##### Source document

China's former Chongqing Municipality Communist Party Secretary Bo Xilai waves as he attends the opening ceremony of the Chinese People's Political Consultative Conference at the Great Hall of the People in Beijing in this March 3, 2012 file photo.
Updated at 9:45 p.m. ET: The Chinese Communist Party suspended high-flying politician Bo Xilai from its inner circle Tuesday following speculation that he is connected to the murder of a British businessman, China’s news agency Xinhua reported.
In addition, Bo’s wife, Gu Kailai, once a celebrated lawyer, was jailed, as was a Zhang Xiajun, who worked in the family’s home, the Guardian of London reported.
Bo, 62, had been suspended from his position as Communist party boss in Chongqing last month after the city’s former police chief defected to the U.S. Consul and alleged that Bo had ties to the murder.
The British businessman, Neil Heywood, was found dead in a hotel room in Chongqing on Nov. 15. At the time, police said he died of alcohol poisoning, but doubts were raised later and the U.K. embassy asked Chinese authorities to investigate further, the BBC reported.
The news agency said that Chinese law enforcement determined that Heywood had been killed and that Gu and Heywood had been fighting over unspecified “economic interests.”
Days before he was dismissed, Bo said at a news conference that some people were pouring “filth on my family.” He and his wife later disappeared from public view.
British Foreign Secretary William Hague said Tuesday he welcomed China's announcements on its investigation.
"It is a death that needs to be investigated in its own terms, on its own merits without political considerations," Hague told BBC television.
The decision to banish Bo from the Central Committee and its powerful, 25-member Politburo effectively ends the career of China’s most brash and controversial politician.

##########
##### Data supplied

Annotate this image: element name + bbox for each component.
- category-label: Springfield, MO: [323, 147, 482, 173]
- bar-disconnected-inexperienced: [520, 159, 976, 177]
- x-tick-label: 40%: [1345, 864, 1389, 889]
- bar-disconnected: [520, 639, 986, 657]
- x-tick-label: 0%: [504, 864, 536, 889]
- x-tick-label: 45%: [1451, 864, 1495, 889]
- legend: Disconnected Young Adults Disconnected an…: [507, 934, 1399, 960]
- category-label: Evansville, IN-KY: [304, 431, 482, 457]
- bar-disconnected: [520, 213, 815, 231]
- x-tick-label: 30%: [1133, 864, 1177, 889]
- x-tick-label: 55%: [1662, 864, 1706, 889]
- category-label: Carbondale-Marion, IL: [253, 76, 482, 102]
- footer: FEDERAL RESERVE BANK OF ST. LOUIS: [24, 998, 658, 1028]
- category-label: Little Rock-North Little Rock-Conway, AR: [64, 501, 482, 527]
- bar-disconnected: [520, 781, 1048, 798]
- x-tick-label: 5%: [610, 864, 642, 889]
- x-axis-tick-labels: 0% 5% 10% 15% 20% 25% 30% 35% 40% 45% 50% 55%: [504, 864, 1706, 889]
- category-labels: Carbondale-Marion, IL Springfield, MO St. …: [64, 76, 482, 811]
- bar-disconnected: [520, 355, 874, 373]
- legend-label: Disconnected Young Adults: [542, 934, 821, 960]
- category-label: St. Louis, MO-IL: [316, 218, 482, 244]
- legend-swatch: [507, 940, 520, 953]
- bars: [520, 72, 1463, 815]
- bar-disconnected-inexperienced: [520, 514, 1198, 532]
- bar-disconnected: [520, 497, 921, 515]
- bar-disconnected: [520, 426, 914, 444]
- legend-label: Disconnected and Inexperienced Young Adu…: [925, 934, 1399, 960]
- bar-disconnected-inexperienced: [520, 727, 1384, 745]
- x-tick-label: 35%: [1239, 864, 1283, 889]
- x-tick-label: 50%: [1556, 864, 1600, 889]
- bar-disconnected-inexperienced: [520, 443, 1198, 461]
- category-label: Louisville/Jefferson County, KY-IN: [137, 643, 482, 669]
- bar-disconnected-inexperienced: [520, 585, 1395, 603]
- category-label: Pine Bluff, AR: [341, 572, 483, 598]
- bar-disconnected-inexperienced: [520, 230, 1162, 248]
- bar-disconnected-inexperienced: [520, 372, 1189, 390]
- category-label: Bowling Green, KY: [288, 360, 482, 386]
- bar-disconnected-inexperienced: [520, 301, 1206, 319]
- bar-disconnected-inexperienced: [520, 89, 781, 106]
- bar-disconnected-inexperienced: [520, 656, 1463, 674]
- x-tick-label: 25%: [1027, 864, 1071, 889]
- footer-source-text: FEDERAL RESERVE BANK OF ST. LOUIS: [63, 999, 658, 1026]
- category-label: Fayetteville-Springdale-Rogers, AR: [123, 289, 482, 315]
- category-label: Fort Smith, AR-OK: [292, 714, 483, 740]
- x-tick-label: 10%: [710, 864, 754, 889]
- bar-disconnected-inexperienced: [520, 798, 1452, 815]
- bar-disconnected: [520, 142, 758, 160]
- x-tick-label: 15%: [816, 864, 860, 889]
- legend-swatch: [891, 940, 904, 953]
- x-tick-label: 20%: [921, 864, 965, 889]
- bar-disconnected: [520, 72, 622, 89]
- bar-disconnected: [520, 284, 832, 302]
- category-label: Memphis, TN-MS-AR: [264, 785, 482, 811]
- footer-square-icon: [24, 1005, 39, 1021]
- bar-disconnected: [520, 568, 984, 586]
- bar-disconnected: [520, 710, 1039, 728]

##########

• **What you need to do**
- 1) In the news article about Bo Xilai, where and when was Neil Heywood found dead?
- 2) Copy word for word the passage of the news article about Bo Xilai starting at "Bo, 62, had" and ending at "the BBC reported.".
The records have nothing to do with the news article about Bo Xilai.

• **List of solutions**
- 1) He was found dead in a hotel room in Chongqing on Nov. 15.

- 2)
Bo, 62, had been suspended from his position as Communist party boss in Chongqing last month after the city’s former police chief defected to the U.S. Consul and alleged that Bo had ties to the murder.
The British businessman, Neil Heywood, was found dead in a hotel room in Chongqing on Nov. 15. At the time, police said he died of alcohol poisoning, but doubts were raised later and the U.K. embassy asked Chinese authorities to investigate further, the BBC reported.